### MATERIAL FOR THIS EXERCISE:
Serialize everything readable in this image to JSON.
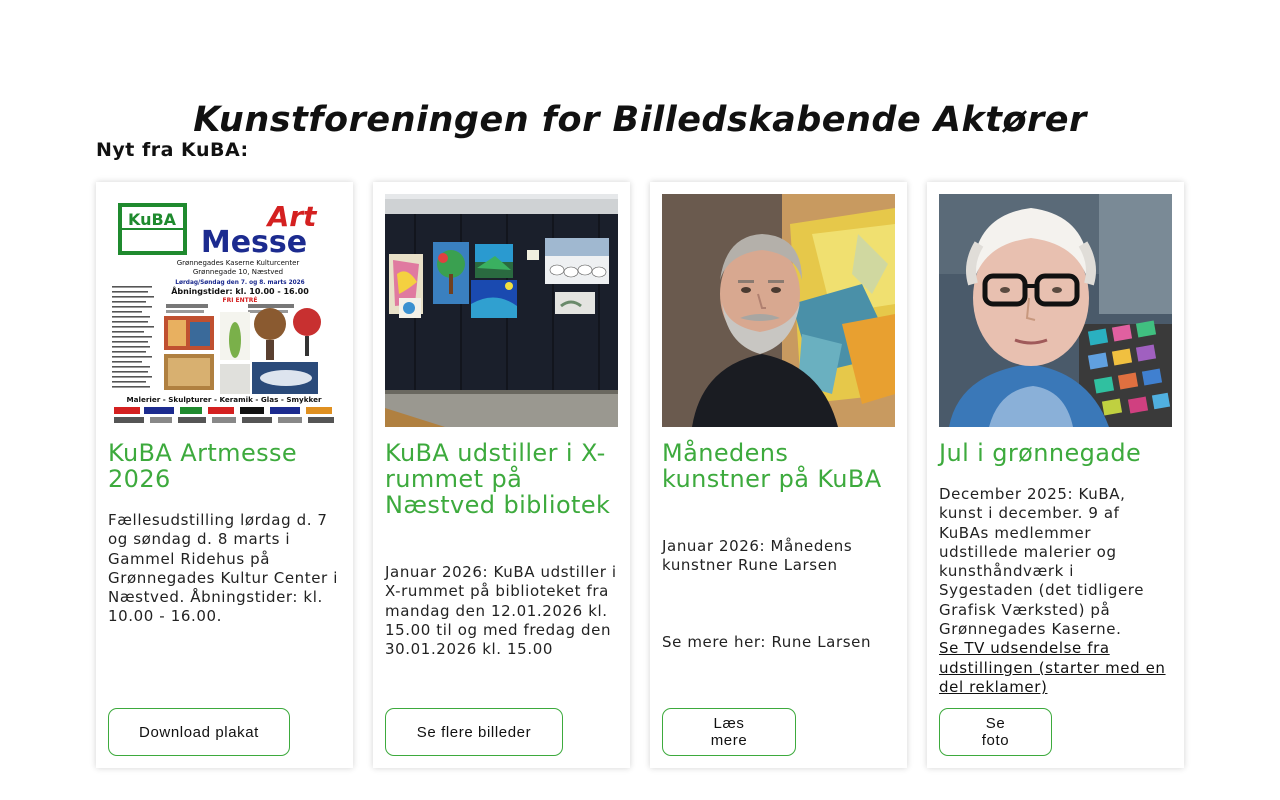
{
  "header": {
    "site_title": "Kunstforeningen for Billedskabende Aktører"
  },
  "news": {
    "title": "Nyt fra KuBA:",
    "cards": [
      {
        "title": "KuBA Artmesse 2026",
        "text": "Fællesudstilling lørdag d. 7 og søndag d. 8 marts i Gammel Ridehus på Grønnegades Kultur Center i Næstved. Åbningstider: kl. 10.00 - 16.00.",
        "button": "Download plakat",
        "poster": {
          "logo": "KuBA",
          "art": "Art",
          "messe": "Messe",
          "venue": "Grønnegades Kaserne Kulturcenter",
          "address": "Grønnegade 10, Næstved",
          "dates": "Lørdag/Søndag den 7. og 8. marts 2026",
          "hours": "Åbningstider: kl. 10.00 - 16.00",
          "entry": "FRI ENTRÉ",
          "categories": "Malerier - Skulpturer - Keramik - Glas - Smykker"
        }
      },
      {
        "title": "KuBA udstiller i X-rummet på Næstved bibliotek",
        "text": "Januar 2026: KuBA udstiller i X-rummet på biblioteket fra mandag den 12.01.2026  kl. 15.00 til og med fredag den 30.01.2026 kl. 15.00",
        "button": "Se flere billeder"
      },
      {
        "title": "Månedens kunstner på KuBA",
        "text": "Januar 2026: Månedens kunstner Rune Larsen",
        "text2": "Se mere her: Rune Larsen",
        "button": "Læs mere"
      },
      {
        "title": "Jul i grønnegade",
        "text": "December 2025: KuBA, kunst i december. 9 af KuBAs medlemmer udstillede malerier og kunsthåndværk i Sygestaden (det tidligere Grafisk Værksted) på Grønnegades Kaserne.",
        "link": "Se TV udsendelse fra udstillingen (starter med en del reklamer)",
        "button": "Se foto"
      }
    ]
  },
  "colors": {
    "accent": "#3daa3d",
    "text": "#222222",
    "background": "#ffffff"
  }
}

### TASK INSTRUCTIONS:
Write out the material above again, word for word, minus its pictures.

### WRITTEN RESPONSE:
Serialize everything readable in this image to JSON.
{
  "header": {
    "site_title": "Kunstforeningen for Billedskabende Aktører"
  },
  "news": {
    "title": "Nyt fra KuBA:",
    "cards": [
      {
        "title": "KuBA Artmesse 2026",
        "text": "Fællesudstilling lørdag d. 7 og søndag d. 8 marts i Gammel Ridehus på Grønnegades Kultur Center i Næstved. Åbningstider: kl. 10.00 - 16.00.",
        "button": "Download plakat",
        "poster": {
          "logo": "KuBA",
          "art": "Art",
          "messe": "Messe",
          "venue": "Grønnegades Kaserne Kulturcenter",
          "address": "Grønnegade 10, Næstved",
          "dates": "Lørdag/Søndag den 7. og 8. marts 2026",
          "hours": "Åbningstider: kl. 10.00 - 16.00",
          "entry": "FRI ENTRÉ",
          "categories": "Malerier - Skulpturer - Keramik - Glas - Smykker"
        }
      },
      {
        "title": "KuBA udstiller i X-rummet på Næstved bibliotek",
        "text": "Januar 2026: KuBA udstiller i X-rummet på biblioteket fra mandag den 12.01.2026  kl. 15.00 til og med fredag den 30.01.2026 kl. 15.00",
        "button": "Se flere billeder"
      },
      {
        "title": "Månedens kunstner på KuBA",
        "text": "Januar 2026: Månedens kunstner Rune Larsen",
        "text2": "Se mere her: Rune Larsen",
        "button": "Læs mere"
      },
      {
        "title": "Jul i grønnegade",
        "text": "December 2025: KuBA, kunst i december. 9 af KuBAs medlemmer udstillede malerier og kunsthåndværk i Sygestaden (det tidligere Grafisk Værksted) på Grønnegades Kaserne.",
        "link": "Se TV udsendelse fra udstillingen (starter med en del reklamer)",
        "button": "Se foto"
      }
    ]
  },
  "colors": {
    "accent": "#3daa3d",
    "text": "#222222",
    "background": "#ffffff"
  }
}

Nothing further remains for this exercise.